■ Exercise brief ■
Transcribe every line of the records verbatim.

%%

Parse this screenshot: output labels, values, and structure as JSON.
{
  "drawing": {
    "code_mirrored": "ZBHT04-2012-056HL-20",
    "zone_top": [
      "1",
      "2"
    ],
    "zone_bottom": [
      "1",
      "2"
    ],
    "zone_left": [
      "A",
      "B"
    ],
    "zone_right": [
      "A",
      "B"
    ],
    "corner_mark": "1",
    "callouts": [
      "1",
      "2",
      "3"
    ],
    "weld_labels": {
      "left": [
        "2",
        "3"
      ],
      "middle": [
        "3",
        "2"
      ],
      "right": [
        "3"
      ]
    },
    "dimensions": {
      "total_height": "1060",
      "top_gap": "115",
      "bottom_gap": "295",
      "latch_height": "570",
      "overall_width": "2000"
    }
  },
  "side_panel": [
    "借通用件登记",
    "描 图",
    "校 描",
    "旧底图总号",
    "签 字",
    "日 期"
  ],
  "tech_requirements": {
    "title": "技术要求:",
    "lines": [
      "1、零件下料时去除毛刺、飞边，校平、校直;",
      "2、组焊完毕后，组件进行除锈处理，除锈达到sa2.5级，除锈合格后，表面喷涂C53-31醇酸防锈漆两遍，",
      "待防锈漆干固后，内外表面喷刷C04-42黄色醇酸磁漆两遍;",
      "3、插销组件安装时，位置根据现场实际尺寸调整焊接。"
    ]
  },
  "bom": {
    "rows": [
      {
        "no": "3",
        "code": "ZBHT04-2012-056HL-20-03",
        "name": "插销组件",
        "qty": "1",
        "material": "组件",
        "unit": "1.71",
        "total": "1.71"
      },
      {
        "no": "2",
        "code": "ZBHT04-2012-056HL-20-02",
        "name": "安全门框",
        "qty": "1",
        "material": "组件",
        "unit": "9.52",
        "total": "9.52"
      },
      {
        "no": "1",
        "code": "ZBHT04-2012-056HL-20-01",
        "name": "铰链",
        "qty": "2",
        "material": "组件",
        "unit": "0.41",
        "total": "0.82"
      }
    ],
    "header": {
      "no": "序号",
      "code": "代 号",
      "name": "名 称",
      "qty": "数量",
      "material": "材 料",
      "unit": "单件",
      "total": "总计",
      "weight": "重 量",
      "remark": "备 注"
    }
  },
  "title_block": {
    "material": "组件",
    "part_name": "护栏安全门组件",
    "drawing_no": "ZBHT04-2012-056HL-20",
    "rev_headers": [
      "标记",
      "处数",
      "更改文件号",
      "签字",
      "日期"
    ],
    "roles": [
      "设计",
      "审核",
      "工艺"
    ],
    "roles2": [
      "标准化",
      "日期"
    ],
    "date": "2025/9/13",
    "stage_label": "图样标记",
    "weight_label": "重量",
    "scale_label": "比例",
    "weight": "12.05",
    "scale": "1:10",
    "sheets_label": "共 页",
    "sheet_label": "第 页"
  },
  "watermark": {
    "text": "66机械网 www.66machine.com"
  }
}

%%

■ Exercise response ■
Parse this screenshot: output labels, values, and structure as JSON.
{
  "drawing": {
    "code_mirrored": "ZBHT04-2012-056HL-20",
    "zone_top": [
      "1",
      "2"
    ],
    "zone_bottom": [
      "1",
      "2"
    ],
    "zone_left": [
      "A",
      "B"
    ],
    "zone_right": [
      "A",
      "B"
    ],
    "corner_mark": "1",
    "callouts": [
      "1",
      "2",
      "3"
    ],
    "weld_labels": {
      "left": [
        "2",
        "3"
      ],
      "middle": [
        "3",
        "2"
      ],
      "right": [
        "3"
      ]
    },
    "dimensions": {
      "total_height": "1060",
      "top_gap": "115",
      "bottom_gap": "295",
      "latch_height": "570",
      "overall_width": "2000"
    }
  },
  "side_panel": [
    "借通用件登记",
    "描 图",
    "校 描",
    "旧底图总号",
    "签 字",
    "日 期"
  ],
  "tech_requirements": {
    "title": "技术要求:",
    "lines": [
      "1、零件下料时去除毛刺、飞边，校平、校直;",
      "2、组焊完毕后，组件进行除锈处理，除锈达到sa2.5级，除锈合格后，表面喷涂C53-31醇酸防锈漆两遍，",
      "待防锈漆干固后，内外表面喷刷C04-42黄色醇酸磁漆两遍;",
      "3、插销组件安装时，位置根据现场实际尺寸调整焊接。"
    ]
  },
  "bom": {
    "rows": [
      {
        "no": "3",
        "code": "ZBHT04-2012-056HL-20-03",
        "name": "插销组件",
        "qty": "1",
        "material": "组件",
        "unit": "1.71",
        "total": "1.71"
      },
      {
        "no": "2",
        "code": "ZBHT04-2012-056HL-20-02",
        "name": "安全门框",
        "qty": "1",
        "material": "组件",
        "unit": "9.52",
        "total": "9.52"
      },
      {
        "no": "1",
        "code": "ZBHT04-2012-056HL-20-01",
        "name": "铰链",
        "qty": "2",
        "material": "组件",
        "unit": "0.41",
        "total": "0.82"
      }
    ],
    "header": {
      "no": "序号",
      "code": "代 号",
      "name": "名 称",
      "qty": "数量",
      "material": "材 料",
      "unit": "单件",
      "total": "总计",
      "weight": "重 量",
      "remark": "备 注"
    }
  },
  "title_block": {
    "material": "组件",
    "part_name": "护栏安全门组件",
    "drawing_no": "ZBHT04-2012-056HL-20",
    "rev_headers": [
      "标记",
      "处数",
      "更改文件号",
      "签字",
      "日期"
    ],
    "roles": [
      "设计",
      "审核",
      "工艺"
    ],
    "roles2": [
      "标准化",
      "日期"
    ],
    "date": "2025/9/13",
    "stage_label": "图样标记",
    "weight_label": "重量",
    "scale_label": "比例",
    "weight": "12.05",
    "scale": "1:10",
    "sheets_label": "共 页",
    "sheet_label": "第 页"
  },
  "watermark": {
    "text": "66机械网 www.66machine.com"
  }
}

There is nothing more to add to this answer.